Les activités logistiques ont vu également leurs prix baisser sur quatre ans, de 2 % pour l'entreposage et 3,1 % pour la manutention.

Or cette déflation des prix du transport routier est profondément nocive du point de vue social et environnemental

Concernant des activités dont les marges sont structurellement faibles, il est clair que cette déflation est une cause essentielle de leurs graves difficultés ; elle est à la source de véritables ravages économiques et sociaux. Les défaillances d'entreprises se sont multipliées : Mory-Ducros en est un exemple emblématique. En messagerie, la quasi-totalité des entreprises est en perte et ne survit que par le soutien apporté par les groupes d'appartenance, grâce aux marges qu'ils peuvent dégager sur d'autres activités. L'express international lui-même n'échappe plus aux restructurations, à l'image de TNT Express où des procédures de plans de sauvegarde de l'emploi (PSE) sont engagées. D'autres restructurations menacent à court terme différentes entreprises de transport routier. Les transporteurs et les messagers réagissent également à cette compression de leurs recettes par des pratiques qui affaiblissent et précarisent toujours plus l'emploi en France : ouverture de filiales dans des pays à bas coût salarial et recours accru à une sous-traitance pressurée et flexibilisée au maximum.

EXERCICES:
1. Traduisez en anglais cette phrase du texte sur le transport routier : « Les défaillances d'entreprises se sont multipliées : Mory-Ducros en est un exemple emblématique. »
2. Prolongez en trois ou quatre phrases le texte sur le transport routier, à la suite de sa dernière phrase.

DONNÉES:
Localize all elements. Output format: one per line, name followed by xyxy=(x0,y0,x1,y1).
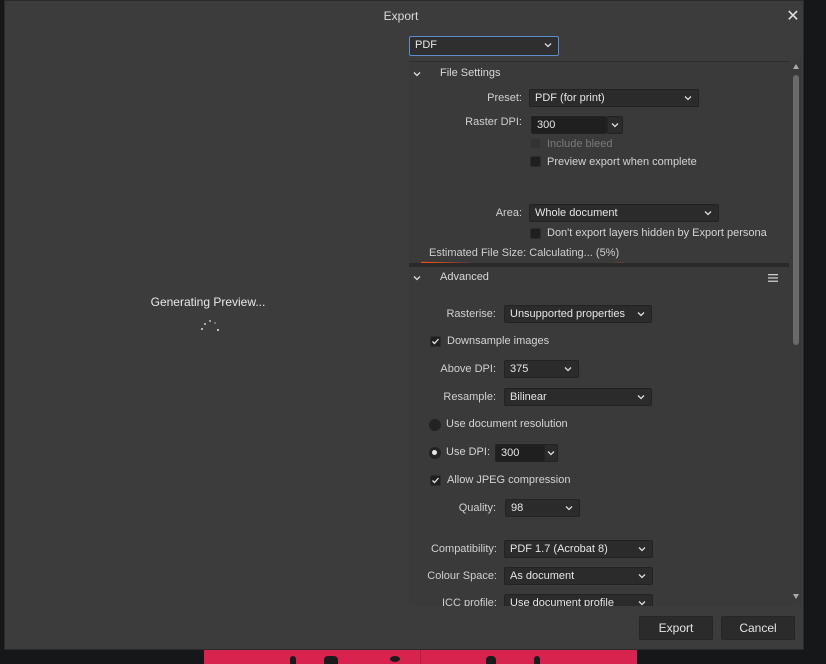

RÉPONSES DANS L'ORDRE:
1. Business failures have multiplied: Mory-Ducros is an emblematic example of this.

2.
La déflation des prix du transport routier en France est un mal non moins profond sur le plan écologique : la baisse quasi continue des prix de la route est un contre-signal évident aux démarches visant à encourager le report d'une partie des trafics vers des modes plus économes en énergie et en carbone – notamment le fer, le transport combiné rail-route et rail-mer, ou le fluvial.

Il est plus que temps de comprendre et de dire haut et fort que cette tendance doit être combattue et inversée. Il convient donc de construire une nouvelle régulation pour contrecarrer cette baisse des prix.

La CGT s'inscrit depuis longtemps dans une démarche visant à faire prévaloir une tarification sociale et environnementale qui considère que le prix du transport doit inclure, d'une part, le coût de conditions de travail et de salaires décents, et d'autre part, des coûts environnementaux externalisés aujourd'hui vers les contribuables et les générations futures.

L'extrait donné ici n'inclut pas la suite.